-- start of Extracted entries --

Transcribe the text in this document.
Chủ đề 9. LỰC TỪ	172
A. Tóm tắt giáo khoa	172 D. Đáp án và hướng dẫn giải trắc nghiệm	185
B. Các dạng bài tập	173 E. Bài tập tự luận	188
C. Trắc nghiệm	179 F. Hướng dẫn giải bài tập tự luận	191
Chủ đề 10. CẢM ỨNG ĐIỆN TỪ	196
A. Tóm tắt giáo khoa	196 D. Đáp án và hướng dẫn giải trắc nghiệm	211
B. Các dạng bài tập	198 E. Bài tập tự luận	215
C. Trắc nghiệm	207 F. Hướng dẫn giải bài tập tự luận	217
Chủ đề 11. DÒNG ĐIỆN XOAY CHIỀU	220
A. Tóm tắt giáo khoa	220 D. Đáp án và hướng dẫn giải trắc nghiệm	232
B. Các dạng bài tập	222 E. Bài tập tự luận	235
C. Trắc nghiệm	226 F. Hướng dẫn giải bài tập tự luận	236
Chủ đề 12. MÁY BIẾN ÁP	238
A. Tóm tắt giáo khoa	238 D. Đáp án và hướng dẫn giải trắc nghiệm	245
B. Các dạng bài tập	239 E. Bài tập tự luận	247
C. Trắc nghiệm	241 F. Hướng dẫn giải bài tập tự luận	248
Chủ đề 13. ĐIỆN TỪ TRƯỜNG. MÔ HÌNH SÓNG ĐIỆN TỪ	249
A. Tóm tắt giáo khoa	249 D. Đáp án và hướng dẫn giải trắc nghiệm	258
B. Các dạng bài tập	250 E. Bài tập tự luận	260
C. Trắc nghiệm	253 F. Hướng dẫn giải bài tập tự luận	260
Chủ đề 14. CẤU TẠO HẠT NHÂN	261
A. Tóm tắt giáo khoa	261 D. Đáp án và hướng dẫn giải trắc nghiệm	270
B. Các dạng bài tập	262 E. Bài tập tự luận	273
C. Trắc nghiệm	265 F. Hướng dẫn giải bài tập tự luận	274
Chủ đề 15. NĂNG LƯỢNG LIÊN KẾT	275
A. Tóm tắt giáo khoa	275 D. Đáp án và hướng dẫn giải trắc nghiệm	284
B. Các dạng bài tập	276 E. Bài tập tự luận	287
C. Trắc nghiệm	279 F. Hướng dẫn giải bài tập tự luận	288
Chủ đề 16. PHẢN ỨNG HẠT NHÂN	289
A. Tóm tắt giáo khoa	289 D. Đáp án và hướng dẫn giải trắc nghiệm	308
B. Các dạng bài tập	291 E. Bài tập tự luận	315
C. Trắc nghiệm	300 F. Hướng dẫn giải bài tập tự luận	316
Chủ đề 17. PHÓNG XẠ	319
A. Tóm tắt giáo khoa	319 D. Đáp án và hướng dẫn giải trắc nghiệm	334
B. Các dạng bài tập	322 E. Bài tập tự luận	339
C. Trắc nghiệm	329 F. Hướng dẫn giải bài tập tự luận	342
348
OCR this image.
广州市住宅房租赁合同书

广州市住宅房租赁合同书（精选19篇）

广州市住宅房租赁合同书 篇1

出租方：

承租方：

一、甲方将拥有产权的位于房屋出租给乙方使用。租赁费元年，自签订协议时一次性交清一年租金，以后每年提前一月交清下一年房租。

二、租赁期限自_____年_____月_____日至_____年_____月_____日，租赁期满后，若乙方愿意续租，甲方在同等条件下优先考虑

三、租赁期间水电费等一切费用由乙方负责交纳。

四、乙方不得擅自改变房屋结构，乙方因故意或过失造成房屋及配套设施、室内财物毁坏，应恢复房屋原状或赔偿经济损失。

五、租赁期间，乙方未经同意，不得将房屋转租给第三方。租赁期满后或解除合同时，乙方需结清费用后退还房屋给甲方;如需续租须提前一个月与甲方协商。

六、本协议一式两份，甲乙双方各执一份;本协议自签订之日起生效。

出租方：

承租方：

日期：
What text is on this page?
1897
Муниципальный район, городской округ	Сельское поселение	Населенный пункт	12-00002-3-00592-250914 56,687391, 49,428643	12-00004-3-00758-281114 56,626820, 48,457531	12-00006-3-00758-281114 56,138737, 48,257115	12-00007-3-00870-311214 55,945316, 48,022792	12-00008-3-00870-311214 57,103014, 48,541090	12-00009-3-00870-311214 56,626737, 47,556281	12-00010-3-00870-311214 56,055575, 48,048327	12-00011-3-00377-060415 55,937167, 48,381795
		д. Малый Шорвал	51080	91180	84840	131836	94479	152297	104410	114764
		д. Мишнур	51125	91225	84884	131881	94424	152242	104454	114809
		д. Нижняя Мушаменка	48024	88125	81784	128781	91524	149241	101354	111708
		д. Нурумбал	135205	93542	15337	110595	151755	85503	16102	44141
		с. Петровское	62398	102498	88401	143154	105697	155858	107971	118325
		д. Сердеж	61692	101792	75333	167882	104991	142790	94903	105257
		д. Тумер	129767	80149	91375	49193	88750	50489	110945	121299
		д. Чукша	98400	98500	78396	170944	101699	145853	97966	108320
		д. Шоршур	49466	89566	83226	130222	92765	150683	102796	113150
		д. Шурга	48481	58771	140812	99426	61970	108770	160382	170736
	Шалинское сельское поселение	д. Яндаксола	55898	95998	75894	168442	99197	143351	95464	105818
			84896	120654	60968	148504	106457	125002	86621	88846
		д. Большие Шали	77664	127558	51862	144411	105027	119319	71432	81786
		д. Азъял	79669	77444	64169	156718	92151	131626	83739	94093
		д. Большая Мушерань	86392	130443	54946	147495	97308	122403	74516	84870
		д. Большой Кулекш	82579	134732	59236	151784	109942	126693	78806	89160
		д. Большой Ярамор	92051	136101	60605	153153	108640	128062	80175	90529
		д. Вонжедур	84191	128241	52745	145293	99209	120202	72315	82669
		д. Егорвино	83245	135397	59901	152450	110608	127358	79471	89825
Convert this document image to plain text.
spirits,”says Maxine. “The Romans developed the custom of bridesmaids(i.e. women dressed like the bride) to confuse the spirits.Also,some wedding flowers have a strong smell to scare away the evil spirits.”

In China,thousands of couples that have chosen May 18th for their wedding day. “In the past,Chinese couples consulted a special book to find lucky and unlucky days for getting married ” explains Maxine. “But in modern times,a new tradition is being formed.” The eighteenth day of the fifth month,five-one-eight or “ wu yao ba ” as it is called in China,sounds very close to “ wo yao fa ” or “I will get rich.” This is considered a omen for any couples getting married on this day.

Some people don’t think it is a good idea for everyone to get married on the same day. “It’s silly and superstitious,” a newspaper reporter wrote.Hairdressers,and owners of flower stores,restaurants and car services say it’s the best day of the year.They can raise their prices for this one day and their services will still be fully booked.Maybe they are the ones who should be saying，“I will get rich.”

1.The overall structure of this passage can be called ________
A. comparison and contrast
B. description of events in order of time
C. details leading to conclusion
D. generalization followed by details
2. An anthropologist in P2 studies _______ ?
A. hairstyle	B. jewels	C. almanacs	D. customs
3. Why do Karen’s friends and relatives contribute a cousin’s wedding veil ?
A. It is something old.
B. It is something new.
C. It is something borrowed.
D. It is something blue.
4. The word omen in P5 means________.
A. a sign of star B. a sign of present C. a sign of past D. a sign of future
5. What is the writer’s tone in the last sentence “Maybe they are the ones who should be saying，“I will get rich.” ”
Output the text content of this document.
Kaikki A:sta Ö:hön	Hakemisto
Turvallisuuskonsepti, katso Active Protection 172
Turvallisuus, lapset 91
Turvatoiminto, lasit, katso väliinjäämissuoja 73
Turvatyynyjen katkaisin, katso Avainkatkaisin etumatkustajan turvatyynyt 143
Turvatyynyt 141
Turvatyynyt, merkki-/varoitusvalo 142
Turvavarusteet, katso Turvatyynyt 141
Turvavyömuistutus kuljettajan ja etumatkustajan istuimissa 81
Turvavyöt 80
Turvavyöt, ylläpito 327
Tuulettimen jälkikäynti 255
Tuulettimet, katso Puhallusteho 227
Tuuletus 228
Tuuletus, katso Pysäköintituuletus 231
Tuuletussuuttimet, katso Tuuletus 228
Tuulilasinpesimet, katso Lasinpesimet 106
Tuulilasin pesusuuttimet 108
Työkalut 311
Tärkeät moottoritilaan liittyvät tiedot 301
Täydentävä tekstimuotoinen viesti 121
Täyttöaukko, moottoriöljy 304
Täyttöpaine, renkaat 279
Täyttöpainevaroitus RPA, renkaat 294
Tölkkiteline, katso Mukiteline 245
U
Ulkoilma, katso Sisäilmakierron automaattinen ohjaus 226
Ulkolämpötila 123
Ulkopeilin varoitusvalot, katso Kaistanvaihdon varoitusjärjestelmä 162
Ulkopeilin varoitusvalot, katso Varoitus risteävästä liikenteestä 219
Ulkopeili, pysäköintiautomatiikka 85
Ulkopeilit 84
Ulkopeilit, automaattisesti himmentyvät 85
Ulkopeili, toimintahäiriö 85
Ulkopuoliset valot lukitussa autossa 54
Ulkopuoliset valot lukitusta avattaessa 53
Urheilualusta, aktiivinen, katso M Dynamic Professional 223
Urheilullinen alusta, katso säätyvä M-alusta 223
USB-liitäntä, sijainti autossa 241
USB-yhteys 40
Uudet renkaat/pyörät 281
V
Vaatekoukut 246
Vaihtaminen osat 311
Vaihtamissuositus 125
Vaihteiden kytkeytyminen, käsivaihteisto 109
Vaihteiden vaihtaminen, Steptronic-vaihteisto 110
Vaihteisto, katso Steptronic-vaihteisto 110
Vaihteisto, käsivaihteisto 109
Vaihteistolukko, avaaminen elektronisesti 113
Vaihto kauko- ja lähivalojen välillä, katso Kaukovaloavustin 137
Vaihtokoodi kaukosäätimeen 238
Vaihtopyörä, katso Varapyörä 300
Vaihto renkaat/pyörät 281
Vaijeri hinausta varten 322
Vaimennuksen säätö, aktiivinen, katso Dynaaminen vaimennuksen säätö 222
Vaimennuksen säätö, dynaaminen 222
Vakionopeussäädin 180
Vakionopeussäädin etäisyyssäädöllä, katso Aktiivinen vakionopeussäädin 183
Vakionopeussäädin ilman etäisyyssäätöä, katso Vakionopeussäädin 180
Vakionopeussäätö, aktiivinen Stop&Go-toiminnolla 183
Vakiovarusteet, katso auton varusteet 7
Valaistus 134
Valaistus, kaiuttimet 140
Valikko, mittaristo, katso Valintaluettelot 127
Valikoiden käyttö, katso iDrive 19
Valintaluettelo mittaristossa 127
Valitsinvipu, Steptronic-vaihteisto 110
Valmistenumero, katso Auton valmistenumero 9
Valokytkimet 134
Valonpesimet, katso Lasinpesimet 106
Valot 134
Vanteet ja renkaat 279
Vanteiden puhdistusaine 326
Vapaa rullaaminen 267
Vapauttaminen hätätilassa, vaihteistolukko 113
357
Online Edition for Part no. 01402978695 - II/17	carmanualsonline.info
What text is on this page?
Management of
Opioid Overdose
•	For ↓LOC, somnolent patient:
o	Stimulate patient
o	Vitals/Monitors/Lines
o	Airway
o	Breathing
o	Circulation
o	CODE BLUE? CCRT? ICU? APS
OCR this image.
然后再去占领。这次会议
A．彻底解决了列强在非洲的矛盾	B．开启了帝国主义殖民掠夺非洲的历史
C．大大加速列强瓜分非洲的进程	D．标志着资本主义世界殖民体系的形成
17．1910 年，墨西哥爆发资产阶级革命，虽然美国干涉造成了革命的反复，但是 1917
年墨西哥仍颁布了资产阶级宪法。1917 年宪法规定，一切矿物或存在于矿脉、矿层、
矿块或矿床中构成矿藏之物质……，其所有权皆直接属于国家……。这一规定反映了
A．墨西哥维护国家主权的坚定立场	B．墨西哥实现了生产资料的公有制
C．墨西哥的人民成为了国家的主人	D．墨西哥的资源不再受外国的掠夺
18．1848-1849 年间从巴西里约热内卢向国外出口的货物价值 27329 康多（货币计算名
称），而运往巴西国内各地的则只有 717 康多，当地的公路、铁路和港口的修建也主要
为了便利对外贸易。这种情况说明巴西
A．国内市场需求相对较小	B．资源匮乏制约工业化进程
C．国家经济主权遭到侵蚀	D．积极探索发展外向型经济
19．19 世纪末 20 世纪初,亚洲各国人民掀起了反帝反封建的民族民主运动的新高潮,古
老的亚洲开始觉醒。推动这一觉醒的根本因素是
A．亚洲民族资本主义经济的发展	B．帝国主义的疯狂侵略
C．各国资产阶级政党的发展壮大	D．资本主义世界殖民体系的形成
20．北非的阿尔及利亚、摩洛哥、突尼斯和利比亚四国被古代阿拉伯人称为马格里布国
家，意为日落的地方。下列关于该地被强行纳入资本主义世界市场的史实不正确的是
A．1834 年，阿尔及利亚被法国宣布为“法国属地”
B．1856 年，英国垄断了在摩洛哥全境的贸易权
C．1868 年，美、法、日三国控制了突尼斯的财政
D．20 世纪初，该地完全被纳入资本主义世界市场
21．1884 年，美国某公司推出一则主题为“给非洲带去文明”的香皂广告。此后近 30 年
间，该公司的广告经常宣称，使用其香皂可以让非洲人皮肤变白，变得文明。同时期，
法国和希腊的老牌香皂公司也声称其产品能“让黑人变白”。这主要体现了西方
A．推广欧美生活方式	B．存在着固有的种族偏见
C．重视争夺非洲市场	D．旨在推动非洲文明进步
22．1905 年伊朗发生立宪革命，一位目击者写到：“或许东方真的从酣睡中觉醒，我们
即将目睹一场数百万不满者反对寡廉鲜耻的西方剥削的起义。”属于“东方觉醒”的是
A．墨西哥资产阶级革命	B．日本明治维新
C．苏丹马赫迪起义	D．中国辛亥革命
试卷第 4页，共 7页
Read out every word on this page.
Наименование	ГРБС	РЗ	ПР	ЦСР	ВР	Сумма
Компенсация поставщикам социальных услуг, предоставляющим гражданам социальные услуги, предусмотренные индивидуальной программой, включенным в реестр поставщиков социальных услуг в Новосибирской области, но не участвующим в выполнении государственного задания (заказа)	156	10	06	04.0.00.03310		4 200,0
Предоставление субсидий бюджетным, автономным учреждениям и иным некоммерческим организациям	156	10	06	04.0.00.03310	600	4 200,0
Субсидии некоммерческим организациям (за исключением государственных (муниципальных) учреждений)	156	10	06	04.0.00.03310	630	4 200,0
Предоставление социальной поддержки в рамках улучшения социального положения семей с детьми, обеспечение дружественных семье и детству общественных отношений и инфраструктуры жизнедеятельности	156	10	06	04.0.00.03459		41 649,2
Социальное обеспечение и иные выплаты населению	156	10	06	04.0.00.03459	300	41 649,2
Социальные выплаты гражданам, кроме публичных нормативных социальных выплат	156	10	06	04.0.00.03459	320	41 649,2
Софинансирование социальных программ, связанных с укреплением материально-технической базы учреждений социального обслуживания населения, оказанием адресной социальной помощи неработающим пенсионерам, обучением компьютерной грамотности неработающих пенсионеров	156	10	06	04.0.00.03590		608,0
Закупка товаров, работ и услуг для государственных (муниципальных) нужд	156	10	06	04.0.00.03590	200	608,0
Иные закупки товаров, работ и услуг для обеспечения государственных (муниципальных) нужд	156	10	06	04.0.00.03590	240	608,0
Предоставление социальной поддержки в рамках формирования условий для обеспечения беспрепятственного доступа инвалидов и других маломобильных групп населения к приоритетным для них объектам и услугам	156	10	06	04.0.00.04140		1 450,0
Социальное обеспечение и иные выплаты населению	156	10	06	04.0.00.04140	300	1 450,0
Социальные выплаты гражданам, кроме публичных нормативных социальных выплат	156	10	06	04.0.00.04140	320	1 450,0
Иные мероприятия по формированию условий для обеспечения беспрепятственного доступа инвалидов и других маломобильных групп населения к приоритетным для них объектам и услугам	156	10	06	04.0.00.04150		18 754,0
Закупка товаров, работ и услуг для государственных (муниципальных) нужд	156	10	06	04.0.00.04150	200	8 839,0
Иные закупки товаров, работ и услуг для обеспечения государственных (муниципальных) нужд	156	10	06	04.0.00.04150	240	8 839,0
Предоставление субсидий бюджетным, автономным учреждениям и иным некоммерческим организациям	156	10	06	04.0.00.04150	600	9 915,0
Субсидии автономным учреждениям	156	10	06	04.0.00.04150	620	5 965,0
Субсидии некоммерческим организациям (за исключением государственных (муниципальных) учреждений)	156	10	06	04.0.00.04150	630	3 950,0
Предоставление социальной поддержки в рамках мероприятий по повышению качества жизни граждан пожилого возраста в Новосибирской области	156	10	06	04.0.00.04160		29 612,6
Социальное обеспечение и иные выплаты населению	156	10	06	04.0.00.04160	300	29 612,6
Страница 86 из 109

-- end of Extracted entries --

Pull every line containing "инвалидов" from the material above.

Предоставление социальной поддержки в рамках формирования условий для обеспечения беспрепятственного доступа инвалидов и других маломобильных групп населения к приоритетным для них объектам и услугам	156	10	06	04.0.00.04140		1 450,0
Иные мероприятия по формированию условий для обеспечения беспрепятственного доступа инвалидов и других маломобильных групп населения к приоритетным для них объектам и услугам	156	10	06	04.0.00.04150		18 754,0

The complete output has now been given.